- **What is asked**
Output the material beneath exactly, leaving nothing out.

- **Extracted records**
▼▼▼
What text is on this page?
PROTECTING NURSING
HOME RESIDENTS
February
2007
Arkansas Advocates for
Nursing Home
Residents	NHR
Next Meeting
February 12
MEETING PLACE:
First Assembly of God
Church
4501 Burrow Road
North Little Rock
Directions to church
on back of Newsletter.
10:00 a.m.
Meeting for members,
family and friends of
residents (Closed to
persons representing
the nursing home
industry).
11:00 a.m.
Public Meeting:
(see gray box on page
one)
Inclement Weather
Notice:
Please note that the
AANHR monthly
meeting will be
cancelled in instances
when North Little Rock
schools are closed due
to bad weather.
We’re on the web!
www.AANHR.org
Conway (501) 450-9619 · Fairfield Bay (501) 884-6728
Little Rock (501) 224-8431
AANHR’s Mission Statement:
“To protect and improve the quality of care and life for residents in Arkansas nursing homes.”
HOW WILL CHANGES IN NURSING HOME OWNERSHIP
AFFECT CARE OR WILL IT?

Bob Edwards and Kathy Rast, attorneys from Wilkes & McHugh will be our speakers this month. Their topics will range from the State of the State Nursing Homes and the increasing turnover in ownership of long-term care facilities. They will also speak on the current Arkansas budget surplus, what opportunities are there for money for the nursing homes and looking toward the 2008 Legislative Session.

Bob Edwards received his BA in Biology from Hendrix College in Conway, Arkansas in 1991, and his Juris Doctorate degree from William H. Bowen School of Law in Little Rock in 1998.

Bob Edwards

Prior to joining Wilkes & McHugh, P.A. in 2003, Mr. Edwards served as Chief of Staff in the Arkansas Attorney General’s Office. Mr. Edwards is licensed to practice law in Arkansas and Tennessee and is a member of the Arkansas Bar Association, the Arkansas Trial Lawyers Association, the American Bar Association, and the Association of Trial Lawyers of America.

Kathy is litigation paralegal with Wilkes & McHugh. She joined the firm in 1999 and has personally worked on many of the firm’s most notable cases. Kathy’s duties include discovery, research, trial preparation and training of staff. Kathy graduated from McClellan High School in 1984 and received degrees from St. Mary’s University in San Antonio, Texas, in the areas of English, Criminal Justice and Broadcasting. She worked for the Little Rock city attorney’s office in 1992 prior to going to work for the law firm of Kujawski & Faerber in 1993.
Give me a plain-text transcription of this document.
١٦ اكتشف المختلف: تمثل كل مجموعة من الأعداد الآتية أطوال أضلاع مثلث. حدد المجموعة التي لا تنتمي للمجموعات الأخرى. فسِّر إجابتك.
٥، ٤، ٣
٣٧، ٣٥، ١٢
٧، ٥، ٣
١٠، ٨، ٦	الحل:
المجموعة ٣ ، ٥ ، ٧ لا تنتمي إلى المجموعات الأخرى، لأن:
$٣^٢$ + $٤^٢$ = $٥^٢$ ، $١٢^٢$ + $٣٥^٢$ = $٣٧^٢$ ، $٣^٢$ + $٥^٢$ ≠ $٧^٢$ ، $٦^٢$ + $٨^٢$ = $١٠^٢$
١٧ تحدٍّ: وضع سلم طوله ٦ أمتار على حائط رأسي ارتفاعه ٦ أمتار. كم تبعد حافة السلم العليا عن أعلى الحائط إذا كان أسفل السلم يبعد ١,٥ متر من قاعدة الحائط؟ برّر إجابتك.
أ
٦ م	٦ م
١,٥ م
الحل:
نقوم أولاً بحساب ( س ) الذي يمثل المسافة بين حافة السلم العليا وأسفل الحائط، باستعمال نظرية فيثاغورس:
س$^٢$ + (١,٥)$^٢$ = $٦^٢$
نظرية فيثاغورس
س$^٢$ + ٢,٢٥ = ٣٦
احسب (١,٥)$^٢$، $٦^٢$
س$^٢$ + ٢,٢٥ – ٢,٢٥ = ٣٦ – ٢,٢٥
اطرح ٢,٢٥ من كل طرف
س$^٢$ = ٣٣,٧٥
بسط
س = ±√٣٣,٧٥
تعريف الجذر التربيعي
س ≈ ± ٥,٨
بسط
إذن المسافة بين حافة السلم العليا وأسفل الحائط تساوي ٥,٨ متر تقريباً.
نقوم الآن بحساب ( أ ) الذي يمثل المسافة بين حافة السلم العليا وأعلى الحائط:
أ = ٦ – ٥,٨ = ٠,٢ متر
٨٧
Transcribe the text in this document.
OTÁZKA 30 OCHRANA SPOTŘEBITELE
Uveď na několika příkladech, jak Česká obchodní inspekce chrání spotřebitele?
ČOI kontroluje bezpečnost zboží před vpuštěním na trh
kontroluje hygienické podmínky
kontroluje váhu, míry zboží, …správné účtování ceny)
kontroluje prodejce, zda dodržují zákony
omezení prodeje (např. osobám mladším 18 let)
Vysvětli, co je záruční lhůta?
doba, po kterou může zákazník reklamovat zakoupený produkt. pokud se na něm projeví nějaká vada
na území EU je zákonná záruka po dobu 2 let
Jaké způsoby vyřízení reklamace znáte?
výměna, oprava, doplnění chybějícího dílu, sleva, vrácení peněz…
▲▲▲
- **Reply**
What text is on this page?
PROTECTING NURSING
HOME RESIDENTS
February
2007
Arkansas Advocates for
Nursing Home
Residents	NHR
Next Meeting
February 12
MEETING PLACE:
First Assembly of God
Church
4501 Burrow Road
North Little Rock
Directions to church
on back of Newsletter.
10:00 a.m.
Meeting for members,
family and friends of
residents (Closed to
persons representing
the nursing home
industry).
11:00 a.m.
Public Meeting:
(see gray box on page
one)
Inclement Weather
Notice:
Please note that the
AANHR monthly
meeting will be
cancelled in instances
when North Little Rock
schools are closed due
to bad weather.
We’re on the web!
www.AANHR.org
Conway (501) 450-9619 · Fairfield Bay (501) 884-6728
Little Rock (501) 224-8431
AANHR’s Mission Statement:
“To protect and improve the quality of care and life for residents in Arkansas nursing homes.”
HOW WILL CHANGES IN NURSING HOME OWNERSHIP
AFFECT CARE OR WILL IT?

Bob Edwards and Kathy Rast, attorneys from Wilkes & McHugh will be our speakers this month. Their topics will range from the State of the State Nursing Homes and the increasing turnover in ownership of long-term care facilities. They will also speak on the current Arkansas budget surplus, what opportunities are there for money for the nursing homes and looking toward the 2008 Legislative Session.

Bob Edwards received his BA in Biology from Hendrix College in Conway, Arkansas in 1991, and his Juris Doctorate degree from William H. Bowen School of Law in Little Rock in 1998.

Bob Edwards

Prior to joining Wilkes & McHugh, P.A. in 2003, Mr. Edwards served as Chief of Staff in the Arkansas Attorney General’s Office. Mr. Edwards is licensed to practice law in Arkansas and Tennessee and is a member of the Arkansas Bar Association, the Arkansas Trial Lawyers Association, the American Bar Association, and the Association of Trial Lawyers of America.

Kathy is litigation paralegal with Wilkes & McHugh. She joined the firm in 1999 and has personally worked on many of the firm’s most notable cases. Kathy’s duties include discovery, research, trial preparation and training of staff. Kathy graduated from McClellan High School in 1984 and received degrees from St. Mary’s University in San Antonio, Texas, in the areas of English, Criminal Justice and Broadcasting. She worked for the Little Rock city attorney’s office in 1992 prior to going to work for the law firm of Kujawski & Faerber in 1993.
Give me a plain-text transcription of this document.
١٦ اكتشف المختلف: تمثل كل مجموعة من الأعداد الآتية أطوال أضلاع مثلث. حدد المجموعة التي لا تنتمي للمجموعات الأخرى. فسِّر إجابتك.
٥، ٤، ٣
٣٧، ٣٥، ١٢
٧، ٥، ٣
١٠، ٨، ٦	الحل:
المجموعة ٣ ، ٥ ، ٧ لا تنتمي إلى المجموعات الأخرى، لأن:
$٣^٢$ + $٤^٢$ = $٥^٢$ ، $١٢^٢$ + $٣٥^٢$ = $٣٧^٢$ ، $٣^٢$ + $٥^٢$ ≠ $٧^٢$ ، $٦^٢$ + $٨^٢$ = $١٠^٢$
١٧ تحدٍّ: وضع سلم طوله ٦ أمتار على حائط رأسي ارتفاعه ٦ أمتار. كم تبعد حافة السلم العليا عن أعلى الحائط إذا كان أسفل السلم يبعد ١,٥ متر من قاعدة الحائط؟ برّر إجابتك.
أ
٦ م	٦ م
١,٥ م
الحل:
نقوم أولاً بحساب ( س ) الذي يمثل المسافة بين حافة السلم العليا وأسفل الحائط، باستعمال نظرية فيثاغورس:
س$^٢$ + (١,٥)$^٢$ = $٦^٢$
نظرية فيثاغورس
س$^٢$ + ٢,٢٥ = ٣٦
احسب (١,٥)$^٢$، $٦^٢$
س$^٢$ + ٢,٢٥ – ٢,٢٥ = ٣٦ – ٢,٢٥
اطرح ٢,٢٥ من كل طرف
س$^٢$ = ٣٣,٧٥
بسط
س = ±√٣٣,٧٥
تعريف الجذر التربيعي
س ≈ ± ٥,٨
بسط
إذن المسافة بين حافة السلم العليا وأسفل الحائط تساوي ٥,٨ متر تقريباً.
نقوم الآن بحساب ( أ ) الذي يمثل المسافة بين حافة السلم العليا وأعلى الحائط:
أ = ٦ – ٥,٨ = ٠,٢ متر
٨٧
Transcribe the text in this document.
OTÁZKA 30 OCHRANA SPOTŘEBITELE
Uveď na několika příkladech, jak Česká obchodní inspekce chrání spotřebitele?
ČOI kontroluje bezpečnost zboží před vpuštěním na trh
kontroluje hygienické podmínky
kontroluje váhu, míry zboží, …správné účtování ceny)
kontroluje prodejce, zda dodržují zákony
omezení prodeje (např. osobám mladším 18 let)
Vysvětli, co je záruční lhůta?
doba, po kterou může zákazník reklamovat zakoupený produkt. pokud se na něm projeví nějaká vada
na území EU je zákonná záruka po dobu 2 let
Jaké způsoby vyřízení reklamace znáte?
výměna, oprava, doplnění chybějícího dílu, sleva, vrácení peněz…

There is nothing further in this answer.